**Do this**. From the records below, pull each line that has "cinco".

**Provided data**.
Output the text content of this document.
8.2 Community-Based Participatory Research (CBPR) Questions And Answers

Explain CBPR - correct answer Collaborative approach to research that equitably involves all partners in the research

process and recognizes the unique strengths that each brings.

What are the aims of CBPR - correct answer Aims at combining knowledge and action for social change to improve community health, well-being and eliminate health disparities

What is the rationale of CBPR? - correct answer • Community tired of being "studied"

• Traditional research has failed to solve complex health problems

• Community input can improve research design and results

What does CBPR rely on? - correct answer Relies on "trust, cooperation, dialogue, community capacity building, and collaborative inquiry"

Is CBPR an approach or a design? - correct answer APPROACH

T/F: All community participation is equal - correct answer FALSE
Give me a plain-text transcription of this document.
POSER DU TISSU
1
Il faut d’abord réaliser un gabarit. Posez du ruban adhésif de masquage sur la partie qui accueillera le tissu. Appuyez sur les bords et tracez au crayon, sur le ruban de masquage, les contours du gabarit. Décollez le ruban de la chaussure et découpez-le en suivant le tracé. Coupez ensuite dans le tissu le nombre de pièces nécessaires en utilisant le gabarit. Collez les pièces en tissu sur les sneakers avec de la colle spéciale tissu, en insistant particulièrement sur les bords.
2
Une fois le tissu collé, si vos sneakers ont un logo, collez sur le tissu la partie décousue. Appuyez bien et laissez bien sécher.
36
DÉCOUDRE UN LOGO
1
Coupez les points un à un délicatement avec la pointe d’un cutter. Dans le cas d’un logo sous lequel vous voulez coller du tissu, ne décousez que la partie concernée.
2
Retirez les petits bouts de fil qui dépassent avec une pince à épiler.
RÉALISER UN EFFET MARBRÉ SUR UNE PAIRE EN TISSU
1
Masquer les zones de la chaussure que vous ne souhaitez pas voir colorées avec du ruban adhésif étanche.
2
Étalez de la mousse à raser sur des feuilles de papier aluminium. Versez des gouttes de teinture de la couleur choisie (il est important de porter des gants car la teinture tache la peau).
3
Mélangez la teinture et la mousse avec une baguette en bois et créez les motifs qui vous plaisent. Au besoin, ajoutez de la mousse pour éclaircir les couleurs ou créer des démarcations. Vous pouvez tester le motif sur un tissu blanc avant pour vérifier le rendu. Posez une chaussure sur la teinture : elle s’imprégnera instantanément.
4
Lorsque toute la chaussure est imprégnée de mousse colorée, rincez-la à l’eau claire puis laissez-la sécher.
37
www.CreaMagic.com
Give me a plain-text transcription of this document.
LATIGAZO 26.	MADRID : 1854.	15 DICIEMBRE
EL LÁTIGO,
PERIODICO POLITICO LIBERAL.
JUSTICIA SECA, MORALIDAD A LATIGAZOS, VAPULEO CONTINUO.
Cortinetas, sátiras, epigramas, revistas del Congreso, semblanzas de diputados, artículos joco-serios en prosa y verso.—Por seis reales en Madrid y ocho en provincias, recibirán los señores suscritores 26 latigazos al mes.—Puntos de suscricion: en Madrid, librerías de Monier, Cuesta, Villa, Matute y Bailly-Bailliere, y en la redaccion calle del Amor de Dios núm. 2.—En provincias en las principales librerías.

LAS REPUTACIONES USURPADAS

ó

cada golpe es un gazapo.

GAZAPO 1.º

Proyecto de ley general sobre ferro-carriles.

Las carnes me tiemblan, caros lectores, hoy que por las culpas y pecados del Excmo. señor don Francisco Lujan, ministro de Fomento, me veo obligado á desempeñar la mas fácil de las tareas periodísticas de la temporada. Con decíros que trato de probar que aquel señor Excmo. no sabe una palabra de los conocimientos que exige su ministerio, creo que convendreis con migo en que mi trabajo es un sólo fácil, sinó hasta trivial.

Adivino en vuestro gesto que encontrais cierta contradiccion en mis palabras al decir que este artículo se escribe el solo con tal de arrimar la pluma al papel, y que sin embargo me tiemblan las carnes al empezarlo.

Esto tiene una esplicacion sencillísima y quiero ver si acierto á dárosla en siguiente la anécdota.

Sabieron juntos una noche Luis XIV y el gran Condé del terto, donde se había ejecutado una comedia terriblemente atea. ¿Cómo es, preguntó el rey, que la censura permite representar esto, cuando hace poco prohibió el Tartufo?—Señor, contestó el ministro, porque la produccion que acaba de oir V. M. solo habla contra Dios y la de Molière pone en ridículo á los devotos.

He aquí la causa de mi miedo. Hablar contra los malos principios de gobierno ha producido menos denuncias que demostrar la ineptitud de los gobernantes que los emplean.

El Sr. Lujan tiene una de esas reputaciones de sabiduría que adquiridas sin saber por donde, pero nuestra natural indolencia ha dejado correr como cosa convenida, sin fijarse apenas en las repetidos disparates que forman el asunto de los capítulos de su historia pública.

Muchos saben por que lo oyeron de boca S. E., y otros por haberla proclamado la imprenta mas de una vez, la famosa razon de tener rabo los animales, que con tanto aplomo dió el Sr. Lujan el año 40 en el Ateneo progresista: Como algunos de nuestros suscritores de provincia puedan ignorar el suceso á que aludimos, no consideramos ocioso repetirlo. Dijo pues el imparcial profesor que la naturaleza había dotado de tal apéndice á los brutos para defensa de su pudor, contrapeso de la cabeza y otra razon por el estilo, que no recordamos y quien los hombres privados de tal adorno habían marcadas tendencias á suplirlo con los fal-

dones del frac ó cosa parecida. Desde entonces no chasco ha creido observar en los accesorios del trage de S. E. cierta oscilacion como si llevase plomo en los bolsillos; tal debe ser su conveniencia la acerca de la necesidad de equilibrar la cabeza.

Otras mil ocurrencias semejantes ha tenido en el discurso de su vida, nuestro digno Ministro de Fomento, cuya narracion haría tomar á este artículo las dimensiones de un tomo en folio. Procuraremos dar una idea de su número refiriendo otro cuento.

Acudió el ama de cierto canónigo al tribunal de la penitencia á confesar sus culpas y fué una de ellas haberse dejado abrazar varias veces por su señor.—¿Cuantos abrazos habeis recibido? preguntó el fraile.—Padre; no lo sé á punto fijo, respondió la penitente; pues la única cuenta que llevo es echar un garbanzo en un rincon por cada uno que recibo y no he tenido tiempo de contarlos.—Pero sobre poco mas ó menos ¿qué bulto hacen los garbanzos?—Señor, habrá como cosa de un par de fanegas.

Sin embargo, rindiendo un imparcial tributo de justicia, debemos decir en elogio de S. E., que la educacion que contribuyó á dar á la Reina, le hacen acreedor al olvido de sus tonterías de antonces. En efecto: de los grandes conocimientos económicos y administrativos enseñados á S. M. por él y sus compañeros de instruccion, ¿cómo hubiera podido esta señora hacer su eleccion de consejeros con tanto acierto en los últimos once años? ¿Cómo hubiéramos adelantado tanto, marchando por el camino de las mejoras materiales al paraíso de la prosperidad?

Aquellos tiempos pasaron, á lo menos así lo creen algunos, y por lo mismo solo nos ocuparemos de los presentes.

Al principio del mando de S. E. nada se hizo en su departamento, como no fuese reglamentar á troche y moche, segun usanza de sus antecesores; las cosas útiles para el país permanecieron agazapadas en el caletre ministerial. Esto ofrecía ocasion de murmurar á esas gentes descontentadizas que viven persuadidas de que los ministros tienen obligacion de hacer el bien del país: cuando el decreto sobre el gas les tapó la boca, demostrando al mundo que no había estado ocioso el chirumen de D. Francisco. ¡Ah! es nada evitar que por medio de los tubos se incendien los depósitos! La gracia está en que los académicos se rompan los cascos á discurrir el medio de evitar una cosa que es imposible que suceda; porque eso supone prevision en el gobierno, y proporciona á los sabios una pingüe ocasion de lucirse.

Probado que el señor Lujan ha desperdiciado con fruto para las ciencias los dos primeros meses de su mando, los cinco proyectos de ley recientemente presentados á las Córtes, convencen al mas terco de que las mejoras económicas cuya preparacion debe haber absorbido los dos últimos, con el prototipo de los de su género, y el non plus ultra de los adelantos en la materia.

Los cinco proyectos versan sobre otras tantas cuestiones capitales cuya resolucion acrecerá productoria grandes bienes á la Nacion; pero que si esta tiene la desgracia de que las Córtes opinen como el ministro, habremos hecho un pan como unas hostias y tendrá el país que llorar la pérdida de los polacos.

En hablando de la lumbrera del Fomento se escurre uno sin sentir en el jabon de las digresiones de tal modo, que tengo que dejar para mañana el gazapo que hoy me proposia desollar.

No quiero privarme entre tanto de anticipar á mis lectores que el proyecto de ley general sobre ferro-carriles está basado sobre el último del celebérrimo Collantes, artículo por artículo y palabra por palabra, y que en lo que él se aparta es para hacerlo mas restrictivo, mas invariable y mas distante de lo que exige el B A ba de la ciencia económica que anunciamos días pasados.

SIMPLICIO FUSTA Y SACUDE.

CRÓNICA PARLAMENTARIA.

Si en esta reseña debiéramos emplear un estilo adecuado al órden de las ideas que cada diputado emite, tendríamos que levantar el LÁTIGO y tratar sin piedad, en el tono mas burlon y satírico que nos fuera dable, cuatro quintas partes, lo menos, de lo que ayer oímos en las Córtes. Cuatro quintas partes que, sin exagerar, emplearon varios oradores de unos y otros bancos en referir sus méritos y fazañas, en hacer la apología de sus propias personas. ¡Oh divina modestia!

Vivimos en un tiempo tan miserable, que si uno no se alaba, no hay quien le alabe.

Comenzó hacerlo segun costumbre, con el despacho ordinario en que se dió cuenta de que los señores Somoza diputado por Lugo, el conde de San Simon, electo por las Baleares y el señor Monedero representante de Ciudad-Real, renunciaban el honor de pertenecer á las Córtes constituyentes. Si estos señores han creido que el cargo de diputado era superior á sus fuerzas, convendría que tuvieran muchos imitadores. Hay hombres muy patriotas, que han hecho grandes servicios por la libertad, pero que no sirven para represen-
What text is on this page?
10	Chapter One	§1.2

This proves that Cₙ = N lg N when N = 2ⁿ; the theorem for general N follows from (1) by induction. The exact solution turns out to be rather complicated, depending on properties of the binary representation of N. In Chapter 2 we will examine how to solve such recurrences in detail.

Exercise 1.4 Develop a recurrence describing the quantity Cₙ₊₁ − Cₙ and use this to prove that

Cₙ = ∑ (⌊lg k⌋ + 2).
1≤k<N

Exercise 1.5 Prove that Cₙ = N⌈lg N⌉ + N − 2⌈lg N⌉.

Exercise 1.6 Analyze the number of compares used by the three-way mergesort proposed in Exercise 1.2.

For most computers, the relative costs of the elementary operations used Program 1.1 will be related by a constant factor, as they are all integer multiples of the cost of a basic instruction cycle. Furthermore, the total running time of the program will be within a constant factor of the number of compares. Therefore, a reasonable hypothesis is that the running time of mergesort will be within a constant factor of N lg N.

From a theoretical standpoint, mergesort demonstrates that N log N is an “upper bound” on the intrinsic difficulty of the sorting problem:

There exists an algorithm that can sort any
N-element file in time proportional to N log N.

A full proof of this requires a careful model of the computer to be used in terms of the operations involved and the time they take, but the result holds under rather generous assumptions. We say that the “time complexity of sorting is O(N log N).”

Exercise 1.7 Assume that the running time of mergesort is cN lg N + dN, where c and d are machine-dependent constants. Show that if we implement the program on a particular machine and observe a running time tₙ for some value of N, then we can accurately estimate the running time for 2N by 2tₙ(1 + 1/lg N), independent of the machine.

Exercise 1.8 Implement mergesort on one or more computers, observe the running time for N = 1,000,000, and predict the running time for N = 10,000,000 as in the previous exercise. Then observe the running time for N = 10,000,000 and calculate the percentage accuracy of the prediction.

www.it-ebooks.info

**Answer**.
Probado que el señor Lujan ha desperdiciado con fruto para las ciencias los dos primeros meses de su mando, los cinco proyectos de ley recientemente presentados á las Córtes, convencen al mas terco de que las mejoras económicas cuya preparacion debe haber absorbido los dos últimos, con el prototipo de los de su género, y el non plus ultra de los adelantos en la materia.
Los cinco proyectos versan sobre otras tantas cuestiones capitales cuya resolucion acrecerá productoria grandes bienes á la Nacion; pero que si esta tiene la desgracia de que las Córtes opinen como el ministro, habremos hecho un pan como unas hostias y tendrá el país que llorar la pérdida de los polacos.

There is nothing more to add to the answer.